## TASK REQUIREMENTS
Keep the wording of each record exactly the same when you repeat it, and leave out pictures.

## DATA SHOWN
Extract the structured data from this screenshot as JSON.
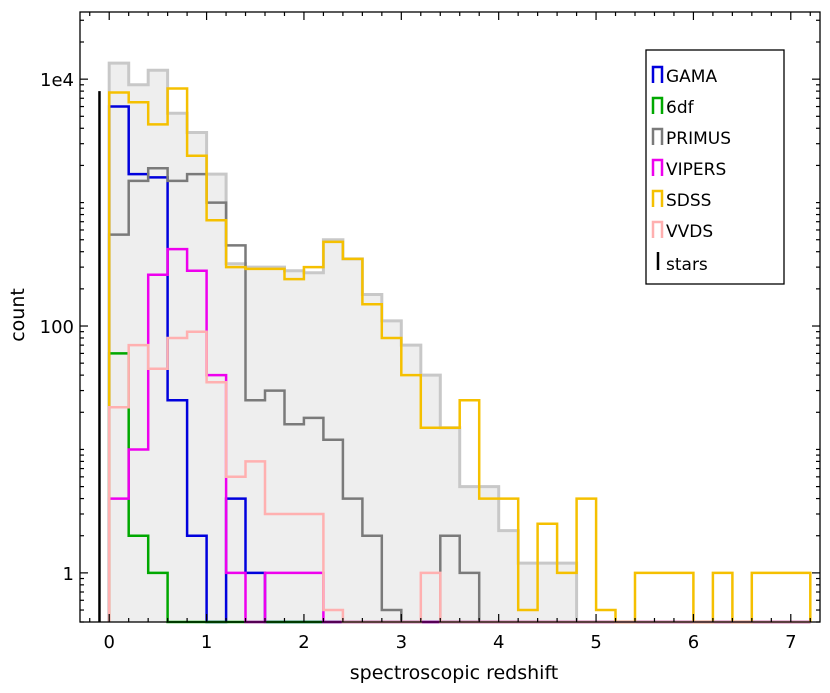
{
  "chart_data": {
    "type": "histogram",
    "title": "",
    "xlabel": "spectroscopic redshift",
    "ylabel": "count",
    "x_scale": "linear",
    "y_scale": "log",
    "xlim": [
      -0.3,
      7.3
    ],
    "ylim": [
      0.4,
      35000
    ],
    "bin_edges": [
      0.0,
      0.2,
      0.4,
      0.6,
      0.8,
      1.0,
      1.2,
      1.4,
      1.6,
      1.8,
      2.0,
      2.2,
      2.4,
      2.6,
      2.8,
      3.0,
      3.2,
      3.4,
      3.6,
      3.8,
      4.0,
      4.2,
      4.4,
      4.6,
      4.8,
      5.0,
      5.2,
      5.4,
      5.6,
      5.8,
      6.0,
      6.2,
      6.4,
      6.6,
      6.8,
      7.0,
      7.2
    ],
    "x_ticks": [
      0,
      1,
      2,
      3,
      4,
      5,
      6,
      7
    ],
    "y_ticks": [
      {
        "value": 1,
        "label": "1"
      },
      {
        "value": 100,
        "label": "100"
      },
      {
        "value": 10000,
        "label": "1e4"
      }
    ],
    "legend_position": "top-right",
    "total": {
      "name": "",
      "color": "#c8c8c8",
      "fill": "#eeeeee",
      "values": [
        13500,
        9000,
        11800,
        5300,
        3700,
        1700,
        320,
        300,
        300,
        280,
        270,
        500,
        350,
        180,
        110,
        70,
        40,
        15,
        5,
        5,
        2.2,
        1.2,
        1.2,
        1.2,
        0,
        0,
        0,
        0,
        0,
        0,
        0,
        0,
        0,
        0,
        0,
        0
      ]
    },
    "series": [
      {
        "name": "GAMA",
        "color": "#0000dd",
        "values": [
          6000,
          1700,
          1600,
          25,
          2,
          0,
          4,
          1,
          0,
          0,
          0,
          0,
          0,
          0,
          0,
          0,
          0,
          0,
          0,
          0,
          0,
          0,
          0,
          0,
          0,
          0,
          0,
          0,
          0,
          0,
          0,
          0,
          0,
          0,
          0,
          0
        ]
      },
      {
        "name": "6df",
        "color": "#00a800",
        "values": [
          60,
          2,
          1,
          0,
          0,
          0,
          0,
          0,
          0,
          0,
          0,
          0,
          0,
          0,
          0,
          0,
          0,
          0,
          0,
          0,
          0,
          0,
          0,
          0,
          0,
          0,
          0,
          0,
          0,
          0,
          0,
          0,
          0,
          0,
          0,
          0
        ]
      },
      {
        "name": "PRIMUS",
        "color": "#7a7a7a",
        "values": [
          550,
          1500,
          1900,
          1500,
          1700,
          1000,
          450,
          25,
          30,
          16,
          18,
          12,
          4,
          2,
          0.5,
          0,
          0,
          2,
          1,
          0,
          0,
          0,
          0,
          0,
          0,
          0,
          0,
          0,
          0,
          0,
          0,
          0,
          0,
          0,
          0,
          0
        ]
      },
      {
        "name": "VIPERS",
        "color": "#ee00ee",
        "values": [
          4,
          10,
          260,
          420,
          280,
          40,
          1,
          0,
          1,
          1,
          1,
          0,
          0,
          0,
          0,
          0,
          0,
          0,
          0,
          0,
          0,
          0,
          0,
          0,
          0,
          0,
          0,
          0,
          0,
          0,
          0,
          0,
          0,
          0,
          0,
          0
        ]
      },
      {
        "name": "SDSS",
        "color": "#f5c000",
        "values": [
          7800,
          6500,
          4300,
          8400,
          2400,
          720,
          300,
          290,
          290,
          240,
          300,
          480,
          350,
          150,
          80,
          40,
          15,
          15,
          25,
          4,
          4,
          0.5,
          2.5,
          1,
          4,
          0.5,
          0,
          1,
          1,
          1,
          0,
          1,
          0,
          1,
          1,
          1
        ]
      },
      {
        "name": "VVDS",
        "color": "#ffb0b0",
        "values": [
          22,
          70,
          45,
          80,
          90,
          35,
          6,
          8,
          3,
          3,
          3,
          0.5,
          0,
          0,
          0,
          0,
          1,
          0,
          0,
          0,
          0,
          0,
          0,
          0,
          0,
          0,
          0,
          0,
          0,
          0,
          0,
          0,
          0,
          0,
          0,
          0
        ]
      },
      {
        "name": "stars",
        "color": "#000000",
        "x": -0.1,
        "values": [
          8000
        ]
      }
    ]
  }
}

## RESPONSE BELOW
Extract the structured data from this screenshot as JSON.
{
  "chart_data": {
    "type": "histogram",
    "title": "",
    "xlabel": "spectroscopic redshift",
    "ylabel": "count",
    "x_scale": "linear",
    "y_scale": "log",
    "xlim": [
      -0.3,
      7.3
    ],
    "ylim": [
      0.4,
      35000
    ],
    "bin_edges": [
      0.0,
      0.2,
      0.4,
      0.6,
      0.8,
      1.0,
      1.2,
      1.4,
      1.6,
      1.8,
      2.0,
      2.2,
      2.4,
      2.6,
      2.8,
      3.0,
      3.2,
      3.4,
      3.6,
      3.8,
      4.0,
      4.2,
      4.4,
      4.6,
      4.8,
      5.0,
      5.2,
      5.4,
      5.6,
      5.8,
      6.0,
      6.2,
      6.4,
      6.6,
      6.8,
      7.0,
      7.2
    ],
    "x_ticks": [
      0,
      1,
      2,
      3,
      4,
      5,
      6,
      7
    ],
    "y_ticks": [
      {
        "value": 1,
        "label": "1"
      },
      {
        "value": 100,
        "label": "100"
      },
      {
        "value": 10000,
        "label": "1e4"
      }
    ],
    "legend_position": "top-right",
    "total": {
      "name": "",
      "color": "#c8c8c8",
      "fill": "#eeeeee",
      "values": [
        13500,
        9000,
        11800,
        5300,
        3700,
        1700,
        320,
        300,
        300,
        280,
        270,
        500,
        350,
        180,
        110,
        70,
        40,
        15,
        5,
        5,
        2.2,
        1.2,
        1.2,
        1.2,
        0,
        0,
        0,
        0,
        0,
        0,
        0,
        0,
        0,
        0,
        0,
        0
      ]
    },
    "series": [
      {
        "name": "GAMA",
        "color": "#0000dd",
        "values": [
          6000,
          1700,
          1600,
          25,
          2,
          0,
          4,
          1,
          0,
          0,
          0,
          0,
          0,
          0,
          0,
          0,
          0,
          0,
          0,
          0,
          0,
          0,
          0,
          0,
          0,
          0,
          0,
          0,
          0,
          0,
          0,
          0,
          0,
          0,
          0,
          0
        ]
      },
      {
        "name": "6df",
        "color": "#00a800",
        "values": [
          60,
          2,
          1,
          0,
          0,
          0,
          0,
          0,
          0,
          0,
          0,
          0,
          0,
          0,
          0,
          0,
          0,
          0,
          0,
          0,
          0,
          0,
          0,
          0,
          0,
          0,
          0,
          0,
          0,
          0,
          0,
          0,
          0,
          0,
          0,
          0
        ]
      },
      {
        "name": "PRIMUS",
        "color": "#7a7a7a",
        "values": [
          550,
          1500,
          1900,
          1500,
          1700,
          1000,
          450,
          25,
          30,
          16,
          18,
          12,
          4,
          2,
          0.5,
          0,
          0,
          2,
          1,
          0,
          0,
          0,
          0,
          0,
          0,
          0,
          0,
          0,
          0,
          0,
          0,
          0,
          0,
          0,
          0,
          0
        ]
      },
      {
        "name": "VIPERS",
        "color": "#ee00ee",
        "values": [
          4,
          10,
          260,
          420,
          280,
          40,
          1,
          0,
          1,
          1,
          1,
          0,
          0,
          0,
          0,
          0,
          0,
          0,
          0,
          0,
          0,
          0,
          0,
          0,
          0,
          0,
          0,
          0,
          0,
          0,
          0,
          0,
          0,
          0,
          0,
          0
        ]
      },
      {
        "name": "SDSS",
        "color": "#f5c000",
        "values": [
          7800,
          6500,
          4300,
          8400,
          2400,
          720,
          300,
          290,
          290,
          240,
          300,
          480,
          350,
          150,
          80,
          40,
          15,
          15,
          25,
          4,
          4,
          0.5,
          2.5,
          1,
          4,
          0.5,
          0,
          1,
          1,
          1,
          0,
          1,
          0,
          1,
          1,
          1
        ]
      },
      {
        "name": "VVDS",
        "color": "#ffb0b0",
        "values": [
          22,
          70,
          45,
          80,
          90,
          35,
          6,
          8,
          3,
          3,
          3,
          0.5,
          0,
          0,
          0,
          0,
          1,
          0,
          0,
          0,
          0,
          0,
          0,
          0,
          0,
          0,
          0,
          0,
          0,
          0,
          0,
          0,
          0,
          0,
          0,
          0
        ]
      },
      {
        "name": "stars",
        "color": "#000000",
        "x": -0.1,
        "values": [
          8000
        ]
      }
    ]
  }
}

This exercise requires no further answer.